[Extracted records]
--------------------------------------------------

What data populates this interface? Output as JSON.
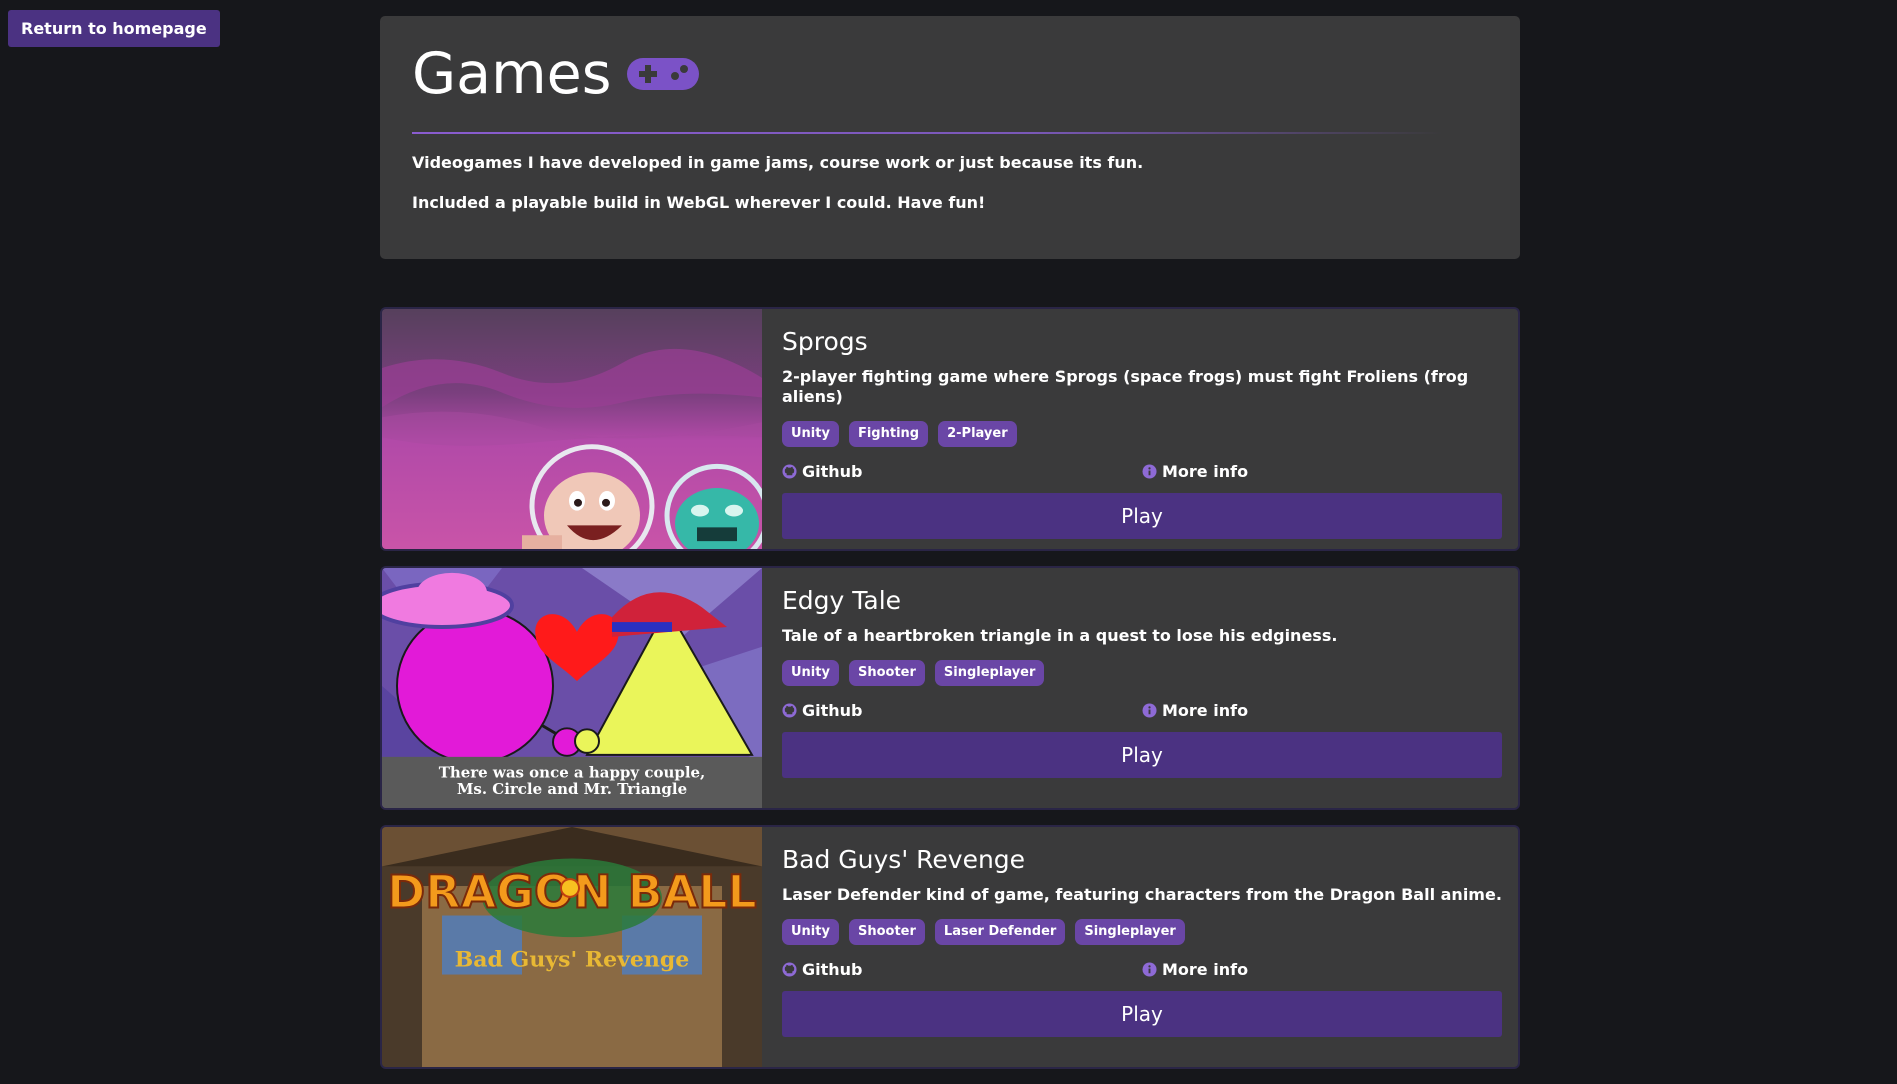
{
  "nav": {
    "return_label": "Return to homepage"
  },
  "header": {
    "title": "Games",
    "icon": "gamepad-icon",
    "intro_1": "Videogames I have developed in game jams, course work or just because its fun.",
    "intro_2": "Included a playable build in WebGL wherever I could. Have fun!"
  },
  "colors": {
    "accent": "#4b3282",
    "tag": "#6a46a6",
    "card": "#3a3a3b",
    "page": "#16171b"
  },
  "games": [
    {
      "title": "Sprogs",
      "description": "2-player fighting game where Sprogs (space frogs) must fight Froliens (frog aliens)",
      "tags": [
        "Unity",
        "Fighting",
        "2-Player"
      ],
      "github_label": "Github",
      "more_info_label": "More info",
      "play_label": "Play"
    },
    {
      "title": "Edgy Tale",
      "description": "Tale of a heartbroken triangle in a quest to lose his edginess.",
      "tags": [
        "Unity",
        "Shooter",
        "Singleplayer"
      ],
      "thumb_caption_1": "There was once a happy couple,",
      "thumb_caption_2": "Ms. Circle and Mr. Triangle",
      "github_label": "Github",
      "more_info_label": "More info",
      "play_label": "Play"
    },
    {
      "title": "Bad Guys' Revenge",
      "description": "Laser Defender kind of game, featuring characters from the Dragon Ball anime.",
      "tags": [
        "Unity",
        "Shooter",
        "Laser Defender",
        "Singleplayer"
      ],
      "thumb_logo": "DRAGON BALL",
      "thumb_subtitle": "Bad Guys' Revenge",
      "github_label": "Github",
      "more_info_label": "More info",
      "play_label": "Play"
    }
  ]
}
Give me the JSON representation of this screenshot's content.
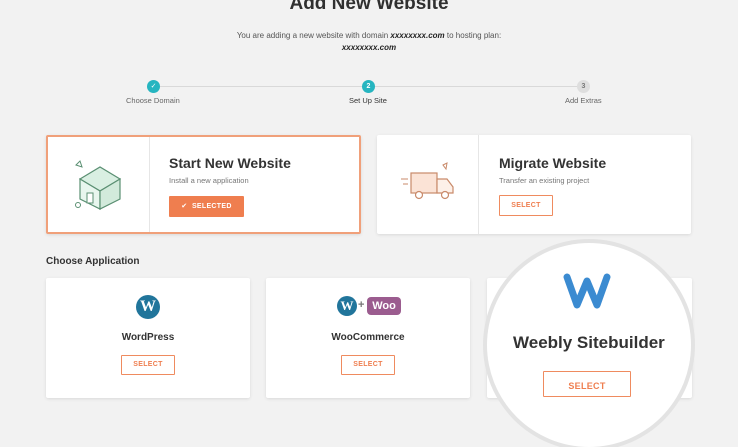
{
  "header": {
    "title": "Add New Website",
    "subtitle_prefix": "You are adding a new website with domain",
    "domain": "xxxxxxxx.com",
    "subtitle_suffix": "to hosting plan:",
    "plan": "xxxxxxxx.com"
  },
  "steps": [
    {
      "number": "✓",
      "label": "Choose Domain",
      "state": "done"
    },
    {
      "number": "2",
      "label": "Set Up Site",
      "state": "active"
    },
    {
      "number": "3",
      "label": "Add Extras",
      "state": "todo"
    }
  ],
  "options": {
    "start": {
      "title": "Start New Website",
      "subtitle": "Install a new application",
      "button": "SELECTED",
      "icon": "house-icon"
    },
    "migrate": {
      "title": "Migrate Website",
      "subtitle": "Transfer an existing project",
      "button": "SELECT",
      "icon": "truck-icon"
    }
  },
  "applications": {
    "section_label": "Choose Application",
    "items": [
      {
        "name": "WordPress",
        "button": "SELECT",
        "icon": "wordpress-icon"
      },
      {
        "name": "WooCommerce",
        "button": "SELECT",
        "icon": "woocommerce-icon",
        "badge": "Woo",
        "plus": "+"
      },
      {
        "name": "Weebly Sitebuilder",
        "button": "SELECT",
        "icon": "weebly-icon"
      }
    ]
  },
  "colors": {
    "accent": "#ef7e4f",
    "step_active": "#26b5c0",
    "wordpress": "#21759b",
    "woo": "#9b5c8f",
    "weebly": "#3b8bd1"
  }
}
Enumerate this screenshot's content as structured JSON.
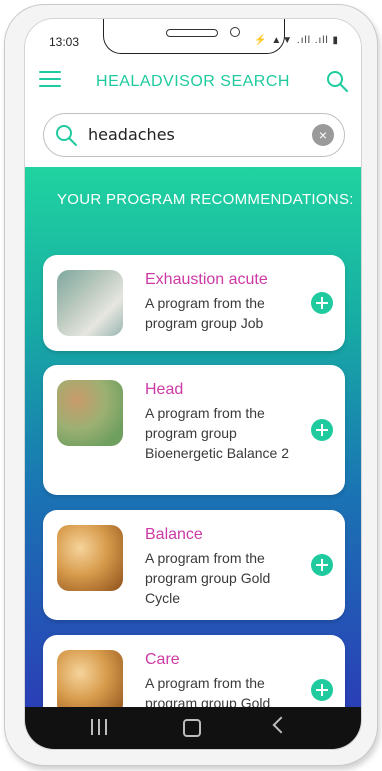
{
  "status_bar": {
    "time": "13:03",
    "indicators": "⚡ ▲▼ .ıll .ıll ▮"
  },
  "header": {
    "title": "HEALADVISOR SEARCH"
  },
  "search": {
    "value": "headaches",
    "clear_label": "×"
  },
  "recommendations": {
    "heading": "YOUR PROGRAM RECOMMENDATIONS:",
    "cards": [
      {
        "title": "Exhaustion acute",
        "desc": "A program from the program group Job",
        "image": "desk-coffee-thumbnail"
      },
      {
        "title": "Head",
        "desc": "A program from the program group Bioenergetic Balance 2",
        "image": "green-abstract-thumbnail"
      },
      {
        "title": "Balance",
        "desc": "A program from the program group Gold Cycle",
        "image": "gold-bokeh-thumbnail"
      },
      {
        "title": "Care",
        "desc": "A program from the program group Gold",
        "image": "gold-bokeh-thumbnail"
      }
    ]
  },
  "colors": {
    "accent": "#1fcb9e",
    "title_pink": "#cc3aa6",
    "gradient_top": "#20d3a0",
    "gradient_bottom": "#2a3fb6"
  },
  "icons": {
    "menu": "hamburger-menu-icon",
    "search": "magnifier-icon",
    "clear": "clear-circle-icon",
    "add": "plus-circle-icon",
    "nav_recents": "recents-icon",
    "nav_home": "home-icon",
    "nav_back": "back-chevron-icon"
  }
}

--------------------------------------------------

Aim of the exercise> Reproduce each entry precisely, dropping only the pictures.

Complete response>
What data populates this interface? Output as JSON.
{
  "nav": {
    "return_label": "Return to homepage"
  },
  "header": {
    "title": "Games",
    "icon": "gamepad-icon",
    "intro_1": "Videogames I have developed in game jams, course work or just because its fun.",
    "intro_2": "Included a playable build in WebGL wherever I could. Have fun!"
  },
  "colors": {
    "accent": "#4b3282",
    "tag": "#6a46a6",
    "card": "#3a3a3b",
    "page": "#16171b"
  },
  "games": [
    {
      "title": "Sprogs",
      "description": "2-player fighting game where Sprogs (space frogs) must fight Froliens (frog aliens)",
      "tags": [
        "Unity",
        "Fighting",
        "2-Player"
      ],
      "github_label": "Github",
      "more_info_label": "More info",
      "play_label": "Play"
    },
    {
      "title": "Edgy Tale",
      "description": "Tale of a heartbroken triangle in a quest to lose his edginess.",
      "tags": [
        "Unity",
        "Shooter",
        "Singleplayer"
      ],
      "thumb_caption_1": "There was once a happy couple,",
      "thumb_caption_2": "Ms. Circle and Mr. Triangle",
      "github_label": "Github",
      "more_info_label": "More info",
      "play_label": "Play"
    },
    {
      "title": "Bad Guys' Revenge",
      "description": "Laser Defender kind of game, featuring characters from the Dragon Ball anime.",
      "tags": [
        "Unity",
        "Shooter",
        "Laser Defender",
        "Singleplayer"
      ],
      "thumb_logo": "DRAGON BALL",
      "thumb_subtitle": "Bad Guys' Revenge",
      "github_label": "Github",
      "more_info_label": "More info",
      "play_label": "Play"
    }
  ]
}
Give me the JSON representation of this screenshot's content.
{
  "header": {
    "title": "Add New Website",
    "subtitle_prefix": "You are adding a new website with domain",
    "domain": "xxxxxxxx.com",
    "subtitle_suffix": "to hosting plan:",
    "plan": "xxxxxxxx.com"
  },
  "steps": [
    {
      "number": "✓",
      "label": "Choose Domain",
      "state": "done"
    },
    {
      "number": "2",
      "label": "Set Up Site",
      "state": "active"
    },
    {
      "number": "3",
      "label": "Add Extras",
      "state": "todo"
    }
  ],
  "options": {
    "start": {
      "title": "Start New Website",
      "subtitle": "Install a new application",
      "button": "SELECTED",
      "icon": "house-icon"
    },
    "migrate": {
      "title": "Migrate Website",
      "subtitle": "Transfer an existing project",
      "button": "SELECT",
      "icon": "truck-icon"
    }
  },
  "applications": {
    "section_label": "Choose Application",
    "items": [
      {
        "name": "WordPress",
        "button": "SELECT",
        "icon": "wordpress-icon"
      },
      {
        "name": "WooCommerce",
        "button": "SELECT",
        "icon": "woocommerce-icon",
        "badge": "Woo",
        "plus": "+"
      },
      {
        "name": "Weebly Sitebuilder",
        "button": "SELECT",
        "icon": "weebly-icon"
      }
    ]
  },
  "colors": {
    "accent": "#ef7e4f",
    "step_active": "#26b5c0",
    "wordpress": "#21759b",
    "woo": "#9b5c8f",
    "weebly": "#3b8bd1"
  }
}
Enumerate this screenshot's content as structured JSON.
{
  "status_bar": {
    "time": "13:03",
    "indicators": "⚡ ▲▼ .ıll .ıll ▮"
  },
  "header": {
    "title": "HEALADVISOR SEARCH"
  },
  "search": {
    "value": "headaches",
    "clear_label": "×"
  },
  "recommendations": {
    "heading": "YOUR PROGRAM RECOMMENDATIONS:",
    "cards": [
      {
        "title": "Exhaustion acute",
        "desc": "A program from the program group Job",
        "image": "desk-coffee-thumbnail"
      },
      {
        "title": "Head",
        "desc": "A program from the program group Bioenergetic Balance 2",
        "image": "green-abstract-thumbnail"
      },
      {
        "title": "Balance",
        "desc": "A program from the program group Gold Cycle",
        "image": "gold-bokeh-thumbnail"
      },
      {
        "title": "Care",
        "desc": "A program from the program group Gold",
        "image": "gold-bokeh-thumbnail"
      }
    ]
  },
  "colors": {
    "accent": "#1fcb9e",
    "title_pink": "#cc3aa6",
    "gradient_top": "#20d3a0",
    "gradient_bottom": "#2a3fb6"
  },
  "icons": {
    "menu": "hamburger-menu-icon",
    "search": "magnifier-icon",
    "clear": "clear-circle-icon",
    "add": "plus-circle-icon",
    "nav_recents": "recents-icon",
    "nav_home": "home-icon",
    "nav_back": "back-chevron-icon"
  }
}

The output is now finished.